● Stored data
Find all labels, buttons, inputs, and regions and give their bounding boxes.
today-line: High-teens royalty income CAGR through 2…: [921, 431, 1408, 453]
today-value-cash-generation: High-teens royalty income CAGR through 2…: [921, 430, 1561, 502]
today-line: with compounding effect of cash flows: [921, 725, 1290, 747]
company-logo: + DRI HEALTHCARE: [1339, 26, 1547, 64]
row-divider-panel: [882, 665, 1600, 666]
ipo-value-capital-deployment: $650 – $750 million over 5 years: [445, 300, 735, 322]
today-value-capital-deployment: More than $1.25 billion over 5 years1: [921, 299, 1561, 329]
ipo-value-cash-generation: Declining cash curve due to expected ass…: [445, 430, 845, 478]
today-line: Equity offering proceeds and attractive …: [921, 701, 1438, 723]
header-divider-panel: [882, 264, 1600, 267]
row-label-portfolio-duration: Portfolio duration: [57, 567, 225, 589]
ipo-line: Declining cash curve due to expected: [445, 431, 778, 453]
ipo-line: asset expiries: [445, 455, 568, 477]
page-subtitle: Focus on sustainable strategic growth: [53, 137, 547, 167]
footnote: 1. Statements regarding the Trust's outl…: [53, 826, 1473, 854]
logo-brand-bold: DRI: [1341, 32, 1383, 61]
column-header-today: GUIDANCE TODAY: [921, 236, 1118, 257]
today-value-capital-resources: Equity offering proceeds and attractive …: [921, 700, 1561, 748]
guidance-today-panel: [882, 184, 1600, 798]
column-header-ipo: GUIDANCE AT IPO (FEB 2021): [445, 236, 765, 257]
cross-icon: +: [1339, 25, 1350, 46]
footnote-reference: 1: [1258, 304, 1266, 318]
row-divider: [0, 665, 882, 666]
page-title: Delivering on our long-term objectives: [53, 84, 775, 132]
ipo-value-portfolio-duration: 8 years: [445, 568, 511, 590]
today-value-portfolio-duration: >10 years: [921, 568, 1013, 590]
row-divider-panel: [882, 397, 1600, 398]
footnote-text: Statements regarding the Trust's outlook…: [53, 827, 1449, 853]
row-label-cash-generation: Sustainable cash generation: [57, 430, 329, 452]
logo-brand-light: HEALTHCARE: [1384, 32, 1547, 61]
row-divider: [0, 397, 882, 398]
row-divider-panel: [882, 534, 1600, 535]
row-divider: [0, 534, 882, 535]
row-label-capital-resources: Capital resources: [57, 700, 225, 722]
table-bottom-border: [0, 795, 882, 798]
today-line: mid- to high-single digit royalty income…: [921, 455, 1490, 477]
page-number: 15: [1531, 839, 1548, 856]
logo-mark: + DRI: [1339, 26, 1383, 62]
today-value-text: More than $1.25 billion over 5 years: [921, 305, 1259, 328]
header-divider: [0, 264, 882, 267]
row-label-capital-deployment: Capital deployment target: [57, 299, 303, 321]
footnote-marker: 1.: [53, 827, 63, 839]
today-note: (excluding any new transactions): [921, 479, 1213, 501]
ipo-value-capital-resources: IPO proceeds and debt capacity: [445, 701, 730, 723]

● The problem
Copy every line of the data above without any changes.

● Reply to the task
Find all labels, buttons, inputs, and regions and give their bounding boxes.
today-line: High-teens royalty income CAGR through 2…: [921, 431, 1408, 453]
today-value-cash-generation: High-teens royalty income CAGR through 2…: [921, 430, 1561, 502]
today-line: with compounding effect of cash flows: [921, 725, 1290, 747]
company-logo: + DRI HEALTHCARE: [1339, 26, 1547, 64]
row-divider-panel: [882, 665, 1600, 666]
ipo-value-capital-deployment: $650 – $750 million over 5 years: [445, 300, 735, 322]
today-value-capital-deployment: More than $1.25 billion over 5 years1: [921, 299, 1561, 329]
ipo-value-cash-generation: Declining cash curve due to expected ass…: [445, 430, 845, 478]
today-line: Equity offering proceeds and attractive …: [921, 701, 1438, 723]
header-divider-panel: [882, 264, 1600, 267]
row-label-portfolio-duration: Portfolio duration: [57, 567, 225, 589]
ipo-line: Declining cash curve due to expected: [445, 431, 778, 453]
ipo-line: asset expiries: [445, 455, 568, 477]
page-subtitle: Focus on sustainable strategic growth: [53, 137, 547, 167]
footnote: 1. Statements regarding the Trust's outl…: [53, 826, 1473, 854]
logo-brand-bold: DRI: [1341, 32, 1383, 61]
column-header-today: GUIDANCE TODAY: [921, 236, 1118, 257]
today-value-capital-resources: Equity offering proceeds and attractive …: [921, 700, 1561, 748]
guidance-today-panel: [882, 184, 1600, 798]
column-header-ipo: GUIDANCE AT IPO (FEB 2021): [445, 236, 765, 257]
cross-icon: +: [1339, 25, 1350, 46]
footnote-reference: 1: [1258, 304, 1266, 318]
row-divider: [0, 665, 882, 666]
page-title: Delivering on our long-term objectives: [53, 84, 775, 132]
ipo-value-portfolio-duration: 8 years: [445, 568, 511, 590]
today-value-portfolio-duration: >10 years: [921, 568, 1013, 590]
row-divider-panel: [882, 397, 1600, 398]
footnote-text: Statements regarding the Trust's outlook…: [53, 827, 1449, 853]
row-label-cash-generation: Sustainable cash generation: [57, 430, 329, 452]
logo-brand-light: HEALTHCARE: [1384, 32, 1547, 61]
row-divider: [0, 397, 882, 398]
row-divider-panel: [882, 534, 1600, 535]
row-divider: [0, 534, 882, 535]
row-label-capital-resources: Capital resources: [57, 700, 225, 722]
table-bottom-border: [0, 795, 882, 798]
today-line: mid- to high-single digit royalty income…: [921, 455, 1490, 477]
page-number: 15: [1531, 839, 1548, 856]
logo-mark: + DRI: [1339, 26, 1383, 62]
today-value-text: More than $1.25 billion over 5 years: [921, 305, 1259, 328]
header-divider: [0, 264, 882, 267]
row-label-capital-deployment: Capital deployment target: [57, 299, 303, 321]
footnote-marker: 1.: [53, 827, 63, 839]
today-note: (excluding any new transactions): [921, 479, 1213, 501]
ipo-value-capital-resources: IPO proceeds and debt capacity: [445, 701, 730, 723]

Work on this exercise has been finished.